** BEGIN **

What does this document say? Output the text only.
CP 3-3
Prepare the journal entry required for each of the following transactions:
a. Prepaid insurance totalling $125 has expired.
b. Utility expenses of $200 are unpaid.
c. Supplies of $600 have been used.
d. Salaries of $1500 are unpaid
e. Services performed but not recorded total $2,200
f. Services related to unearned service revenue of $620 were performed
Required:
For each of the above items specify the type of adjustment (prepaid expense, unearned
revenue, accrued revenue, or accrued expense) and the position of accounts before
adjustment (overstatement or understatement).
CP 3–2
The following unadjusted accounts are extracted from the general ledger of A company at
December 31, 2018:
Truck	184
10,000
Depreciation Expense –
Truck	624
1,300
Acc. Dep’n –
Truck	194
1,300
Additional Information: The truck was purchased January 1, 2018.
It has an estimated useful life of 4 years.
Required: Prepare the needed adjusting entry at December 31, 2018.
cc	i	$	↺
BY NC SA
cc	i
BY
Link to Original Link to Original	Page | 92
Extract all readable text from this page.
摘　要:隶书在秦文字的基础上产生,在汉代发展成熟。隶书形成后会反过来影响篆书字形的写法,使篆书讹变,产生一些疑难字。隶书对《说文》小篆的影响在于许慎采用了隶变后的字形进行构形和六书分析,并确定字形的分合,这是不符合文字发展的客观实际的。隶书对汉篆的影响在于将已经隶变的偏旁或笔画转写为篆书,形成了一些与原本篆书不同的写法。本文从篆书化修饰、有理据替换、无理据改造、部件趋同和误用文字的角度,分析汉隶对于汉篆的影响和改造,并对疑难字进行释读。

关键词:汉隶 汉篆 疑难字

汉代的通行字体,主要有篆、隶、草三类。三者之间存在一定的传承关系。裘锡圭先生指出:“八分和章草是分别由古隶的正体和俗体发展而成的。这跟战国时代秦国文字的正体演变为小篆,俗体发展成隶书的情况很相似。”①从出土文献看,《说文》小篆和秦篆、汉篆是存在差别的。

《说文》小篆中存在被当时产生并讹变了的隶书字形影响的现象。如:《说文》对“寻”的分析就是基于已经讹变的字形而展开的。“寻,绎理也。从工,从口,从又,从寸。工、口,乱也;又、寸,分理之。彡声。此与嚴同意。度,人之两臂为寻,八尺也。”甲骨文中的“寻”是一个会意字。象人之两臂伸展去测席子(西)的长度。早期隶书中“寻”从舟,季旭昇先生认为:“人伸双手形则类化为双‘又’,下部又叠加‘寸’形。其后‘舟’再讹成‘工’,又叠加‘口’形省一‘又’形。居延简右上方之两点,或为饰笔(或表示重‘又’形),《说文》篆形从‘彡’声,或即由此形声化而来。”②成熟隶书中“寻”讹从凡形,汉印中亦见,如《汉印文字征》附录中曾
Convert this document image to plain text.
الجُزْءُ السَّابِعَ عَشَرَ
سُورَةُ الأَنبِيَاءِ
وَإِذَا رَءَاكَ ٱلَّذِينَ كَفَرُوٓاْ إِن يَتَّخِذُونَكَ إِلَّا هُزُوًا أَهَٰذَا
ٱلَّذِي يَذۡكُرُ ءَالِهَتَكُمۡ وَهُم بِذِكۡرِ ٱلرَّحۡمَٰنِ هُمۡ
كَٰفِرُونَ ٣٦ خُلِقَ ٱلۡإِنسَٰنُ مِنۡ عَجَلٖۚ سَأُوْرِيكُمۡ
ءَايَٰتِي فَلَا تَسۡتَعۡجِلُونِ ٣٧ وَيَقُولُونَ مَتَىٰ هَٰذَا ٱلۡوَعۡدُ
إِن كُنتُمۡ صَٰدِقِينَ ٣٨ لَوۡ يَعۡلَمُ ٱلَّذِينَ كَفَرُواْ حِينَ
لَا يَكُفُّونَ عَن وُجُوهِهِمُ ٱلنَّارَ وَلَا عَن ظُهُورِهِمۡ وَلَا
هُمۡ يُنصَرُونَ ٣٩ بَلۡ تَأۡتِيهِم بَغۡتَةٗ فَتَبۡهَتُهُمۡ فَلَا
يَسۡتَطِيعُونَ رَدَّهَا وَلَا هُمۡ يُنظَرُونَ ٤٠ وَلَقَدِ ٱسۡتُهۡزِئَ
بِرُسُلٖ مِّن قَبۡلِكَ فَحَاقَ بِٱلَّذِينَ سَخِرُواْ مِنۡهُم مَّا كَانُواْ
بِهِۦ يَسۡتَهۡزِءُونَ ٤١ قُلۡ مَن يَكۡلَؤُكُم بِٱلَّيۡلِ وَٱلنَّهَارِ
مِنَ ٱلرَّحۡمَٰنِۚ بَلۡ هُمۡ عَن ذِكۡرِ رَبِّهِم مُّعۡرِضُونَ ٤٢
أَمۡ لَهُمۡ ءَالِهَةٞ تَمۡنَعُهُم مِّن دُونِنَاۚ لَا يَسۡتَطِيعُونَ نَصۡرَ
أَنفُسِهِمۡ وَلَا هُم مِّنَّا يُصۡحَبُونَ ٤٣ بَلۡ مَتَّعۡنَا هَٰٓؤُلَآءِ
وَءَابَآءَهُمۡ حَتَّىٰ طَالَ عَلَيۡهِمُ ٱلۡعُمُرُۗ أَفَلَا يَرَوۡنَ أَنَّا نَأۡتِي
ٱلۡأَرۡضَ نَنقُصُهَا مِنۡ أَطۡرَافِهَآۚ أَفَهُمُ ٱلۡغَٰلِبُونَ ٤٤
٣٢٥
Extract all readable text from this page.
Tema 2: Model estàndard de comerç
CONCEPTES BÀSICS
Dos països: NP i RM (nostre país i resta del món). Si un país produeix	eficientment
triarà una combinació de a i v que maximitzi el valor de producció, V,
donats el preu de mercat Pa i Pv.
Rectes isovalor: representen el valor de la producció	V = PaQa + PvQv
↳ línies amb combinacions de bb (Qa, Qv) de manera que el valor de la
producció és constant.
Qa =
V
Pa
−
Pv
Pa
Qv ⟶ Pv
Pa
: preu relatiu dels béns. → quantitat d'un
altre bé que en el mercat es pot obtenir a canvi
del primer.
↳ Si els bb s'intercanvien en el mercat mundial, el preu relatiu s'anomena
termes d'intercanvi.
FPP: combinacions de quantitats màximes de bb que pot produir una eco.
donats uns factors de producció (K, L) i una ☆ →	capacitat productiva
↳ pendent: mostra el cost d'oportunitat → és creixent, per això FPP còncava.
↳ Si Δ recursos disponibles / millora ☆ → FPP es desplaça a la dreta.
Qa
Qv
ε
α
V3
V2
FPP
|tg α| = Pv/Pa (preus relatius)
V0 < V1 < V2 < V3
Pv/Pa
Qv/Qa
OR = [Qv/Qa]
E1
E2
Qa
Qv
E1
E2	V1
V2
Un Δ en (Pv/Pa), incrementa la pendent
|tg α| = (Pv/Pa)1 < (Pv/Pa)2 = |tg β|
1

** END **

--- What the task requires ---
Where a line in the material above holds "pendent", copy that line.

--- Task solution ---
↳ pendent: mostra el cost d'oportunitat → és creixent, per això FPP còncava.
Un Δ en (Pv/Pa), incrementa la pendent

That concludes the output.